=== Dataset extract ===

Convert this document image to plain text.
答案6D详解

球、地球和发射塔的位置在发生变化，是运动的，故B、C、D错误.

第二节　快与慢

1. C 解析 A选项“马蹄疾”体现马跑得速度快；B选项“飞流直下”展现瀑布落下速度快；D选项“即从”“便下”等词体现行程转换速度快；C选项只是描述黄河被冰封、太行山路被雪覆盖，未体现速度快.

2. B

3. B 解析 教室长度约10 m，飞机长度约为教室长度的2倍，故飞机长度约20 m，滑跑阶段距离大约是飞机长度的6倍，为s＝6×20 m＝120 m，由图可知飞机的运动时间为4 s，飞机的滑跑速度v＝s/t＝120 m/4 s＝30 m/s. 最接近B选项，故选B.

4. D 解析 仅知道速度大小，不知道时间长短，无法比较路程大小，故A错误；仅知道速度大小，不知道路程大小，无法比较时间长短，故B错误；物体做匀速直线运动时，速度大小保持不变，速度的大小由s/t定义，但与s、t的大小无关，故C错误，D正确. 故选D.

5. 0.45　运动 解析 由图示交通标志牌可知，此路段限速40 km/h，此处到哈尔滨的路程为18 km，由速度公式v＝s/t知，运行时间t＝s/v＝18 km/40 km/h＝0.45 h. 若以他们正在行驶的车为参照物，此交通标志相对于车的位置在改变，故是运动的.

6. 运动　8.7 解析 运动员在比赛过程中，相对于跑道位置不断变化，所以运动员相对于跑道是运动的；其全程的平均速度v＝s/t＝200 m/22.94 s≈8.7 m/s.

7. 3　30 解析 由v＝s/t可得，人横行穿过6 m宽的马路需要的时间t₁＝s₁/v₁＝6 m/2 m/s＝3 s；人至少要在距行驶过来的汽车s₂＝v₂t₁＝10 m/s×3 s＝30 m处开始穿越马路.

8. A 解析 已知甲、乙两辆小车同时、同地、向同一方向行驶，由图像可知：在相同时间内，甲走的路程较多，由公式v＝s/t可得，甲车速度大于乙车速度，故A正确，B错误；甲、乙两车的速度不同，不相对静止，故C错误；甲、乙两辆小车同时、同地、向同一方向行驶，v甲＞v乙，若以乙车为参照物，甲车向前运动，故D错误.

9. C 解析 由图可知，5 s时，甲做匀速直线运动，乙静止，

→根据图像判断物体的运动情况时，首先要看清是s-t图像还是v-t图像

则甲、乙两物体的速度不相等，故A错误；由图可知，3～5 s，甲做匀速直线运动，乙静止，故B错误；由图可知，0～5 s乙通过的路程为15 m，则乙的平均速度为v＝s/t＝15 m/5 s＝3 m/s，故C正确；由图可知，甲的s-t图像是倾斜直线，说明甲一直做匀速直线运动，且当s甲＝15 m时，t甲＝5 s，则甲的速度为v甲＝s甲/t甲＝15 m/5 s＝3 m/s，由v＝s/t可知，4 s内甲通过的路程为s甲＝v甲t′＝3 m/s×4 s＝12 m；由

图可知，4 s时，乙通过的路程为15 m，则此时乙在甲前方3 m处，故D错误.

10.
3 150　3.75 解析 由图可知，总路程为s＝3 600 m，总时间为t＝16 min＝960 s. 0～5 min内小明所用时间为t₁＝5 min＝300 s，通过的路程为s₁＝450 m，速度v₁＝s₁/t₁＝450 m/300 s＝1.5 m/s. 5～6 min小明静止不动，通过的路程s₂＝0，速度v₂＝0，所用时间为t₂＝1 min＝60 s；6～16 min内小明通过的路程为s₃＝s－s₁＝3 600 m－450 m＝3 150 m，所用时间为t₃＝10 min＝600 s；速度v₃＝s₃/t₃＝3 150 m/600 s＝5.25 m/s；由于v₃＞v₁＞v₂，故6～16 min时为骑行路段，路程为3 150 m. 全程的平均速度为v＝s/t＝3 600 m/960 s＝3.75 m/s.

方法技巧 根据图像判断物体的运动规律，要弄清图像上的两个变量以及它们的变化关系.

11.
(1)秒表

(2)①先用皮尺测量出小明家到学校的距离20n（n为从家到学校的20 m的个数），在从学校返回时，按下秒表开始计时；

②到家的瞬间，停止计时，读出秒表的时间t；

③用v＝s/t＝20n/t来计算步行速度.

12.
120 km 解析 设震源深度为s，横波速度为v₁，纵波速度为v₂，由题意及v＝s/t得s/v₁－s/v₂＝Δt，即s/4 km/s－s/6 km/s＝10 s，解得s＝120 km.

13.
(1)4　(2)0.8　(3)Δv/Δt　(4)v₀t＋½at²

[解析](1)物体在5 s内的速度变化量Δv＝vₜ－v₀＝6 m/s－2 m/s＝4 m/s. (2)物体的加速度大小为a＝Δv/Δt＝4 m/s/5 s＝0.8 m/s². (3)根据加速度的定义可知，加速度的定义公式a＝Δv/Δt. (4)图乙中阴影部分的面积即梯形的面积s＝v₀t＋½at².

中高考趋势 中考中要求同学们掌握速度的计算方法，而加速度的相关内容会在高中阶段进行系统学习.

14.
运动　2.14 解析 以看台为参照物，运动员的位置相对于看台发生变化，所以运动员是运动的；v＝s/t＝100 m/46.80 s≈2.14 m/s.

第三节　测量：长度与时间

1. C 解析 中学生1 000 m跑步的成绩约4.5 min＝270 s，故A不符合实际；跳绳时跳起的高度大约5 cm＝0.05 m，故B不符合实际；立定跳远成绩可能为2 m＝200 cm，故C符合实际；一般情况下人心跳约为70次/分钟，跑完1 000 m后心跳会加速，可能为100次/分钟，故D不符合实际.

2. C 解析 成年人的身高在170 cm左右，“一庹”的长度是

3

===

» What you have to do: The records above are to be copied in full, exactly as written.

» Answer for this exercise:
Convert this document image to plain text.
答案6D详解

球、地球和发射塔的位置在发生变化，是运动的，故B、C、D错误.

第二节　快与慢

1. C 解析 A选项“马蹄疾”体现马跑得速度快；B选项“飞流直下”展现瀑布落下速度快；D选项“即从”“便下”等词体现行程转换速度快；C选项只是描述黄河被冰封、太行山路被雪覆盖，未体现速度快.

2. B

3. B 解析 教室长度约10 m，飞机长度约为教室长度的2倍，故飞机长度约20 m，滑跑阶段距离大约是飞机长度的6倍，为s＝6×20 m＝120 m，由图可知飞机的运动时间为4 s，飞机的滑跑速度v＝s/t＝120 m/4 s＝30 m/s. 最接近B选项，故选B.

4. D 解析 仅知道速度大小，不知道时间长短，无法比较路程大小，故A错误；仅知道速度大小，不知道路程大小，无法比较时间长短，故B错误；物体做匀速直线运动时，速度大小保持不变，速度的大小由s/t定义，但与s、t的大小无关，故C错误，D正确. 故选D.

5. 0.45　运动 解析 由图示交通标志牌可知，此路段限速40 km/h，此处到哈尔滨的路程为18 km，由速度公式v＝s/t知，运行时间t＝s/v＝18 km/40 km/h＝0.45 h. 若以他们正在行驶的车为参照物，此交通标志相对于车的位置在改变，故是运动的.

6. 运动　8.7 解析 运动员在比赛过程中，相对于跑道位置不断变化，所以运动员相对于跑道是运动的；其全程的平均速度v＝s/t＝200 m/22.94 s≈8.7 m/s.

7. 3　30 解析 由v＝s/t可得，人横行穿过6 m宽的马路需要的时间t₁＝s₁/v₁＝6 m/2 m/s＝3 s；人至少要在距行驶过来的汽车s₂＝v₂t₁＝10 m/s×3 s＝30 m处开始穿越马路.

8. A 解析 已知甲、乙两辆小车同时、同地、向同一方向行驶，由图像可知：在相同时间内，甲走的路程较多，由公式v＝s/t可得，甲车速度大于乙车速度，故A正确，B错误；甲、乙两车的速度不同，不相对静止，故C错误；甲、乙两辆小车同时、同地、向同一方向行驶，v甲＞v乙，若以乙车为参照物，甲车向前运动，故D错误.

9. C 解析 由图可知，5 s时，甲做匀速直线运动，乙静止，

→根据图像判断物体的运动情况时，首先要看清是s-t图像还是v-t图像

则甲、乙两物体的速度不相等，故A错误；由图可知，3～5 s，甲做匀速直线运动，乙静止，故B错误；由图可知，0～5 s乙通过的路程为15 m，则乙的平均速度为v＝s/t＝15 m/5 s＝3 m/s，故C正确；由图可知，甲的s-t图像是倾斜直线，说明甲一直做匀速直线运动，且当s甲＝15 m时，t甲＝5 s，则甲的速度为v甲＝s甲/t甲＝15 m/5 s＝3 m/s，由v＝s/t可知，4 s内甲通过的路程为s甲＝v甲t′＝3 m/s×4 s＝12 m；由

图可知，4 s时，乙通过的路程为15 m，则此时乙在甲前方3 m处，故D错误.

10.
3 150　3.75 解析 由图可知，总路程为s＝3 600 m，总时间为t＝16 min＝960 s. 0～5 min内小明所用时间为t₁＝5 min＝300 s，通过的路程为s₁＝450 m，速度v₁＝s₁/t₁＝450 m/300 s＝1.5 m/s. 5～6 min小明静止不动，通过的路程s₂＝0，速度v₂＝0，所用时间为t₂＝1 min＝60 s；6～16 min内小明通过的路程为s₃＝s－s₁＝3 600 m－450 m＝3 150 m，所用时间为t₃＝10 min＝600 s；速度v₃＝s₃/t₃＝3 150 m/600 s＝5.25 m/s；由于v₃＞v₁＞v₂，故6～16 min时为骑行路段，路程为3 150 m. 全程的平均速度为v＝s/t＝3 600 m/960 s＝3.75 m/s.

方法技巧 根据图像判断物体的运动规律，要弄清图像上的两个变量以及它们的变化关系.

11.
(1)秒表

(2)①先用皮尺测量出小明家到学校的距离20n（n为从家到学校的20 m的个数），在从学校返回时，按下秒表开始计时；

②到家的瞬间，停止计时，读出秒表的时间t；

③用v＝s/t＝20n/t来计算步行速度.

12.
120 km 解析 设震源深度为s，横波速度为v₁，纵波速度为v₂，由题意及v＝s/t得s/v₁－s/v₂＝Δt，即s/4 km/s－s/6 km/s＝10 s，解得s＝120 km.

13.
(1)4　(2)0.8　(3)Δv/Δt　(4)v₀t＋½at²

[解析](1)物体在5 s内的速度变化量Δv＝vₜ－v₀＝6 m/s－2 m/s＝4 m/s. (2)物体的加速度大小为a＝Δv/Δt＝4 m/s/5 s＝0.8 m/s². (3)根据加速度的定义可知，加速度的定义公式a＝Δv/Δt. (4)图乙中阴影部分的面积即梯形的面积s＝v₀t＋½at².

中高考趋势 中考中要求同学们掌握速度的计算方法，而加速度的相关内容会在高中阶段进行系统学习.

14.
运动　2.14 解析 以看台为参照物，运动员的位置相对于看台发生变化，所以运动员是运动的；v＝s/t＝100 m/46.80 s≈2.14 m/s.

第三节　测量：长度与时间

1. C 解析 中学生1 000 m跑步的成绩约4.5 min＝270 s，故A不符合实际；跳绳时跳起的高度大约5 cm＝0.05 m，故B不符合实际；立定跳远成绩可能为2 m＝200 cm，故C符合实际；一般情况下人心跳约为70次/分钟，跑完1 000 m后心跳会加速，可能为100次/分钟，故D不符合实际.

2. C 解析 成年人的身高在170 cm左右，“一庹”的长度是

3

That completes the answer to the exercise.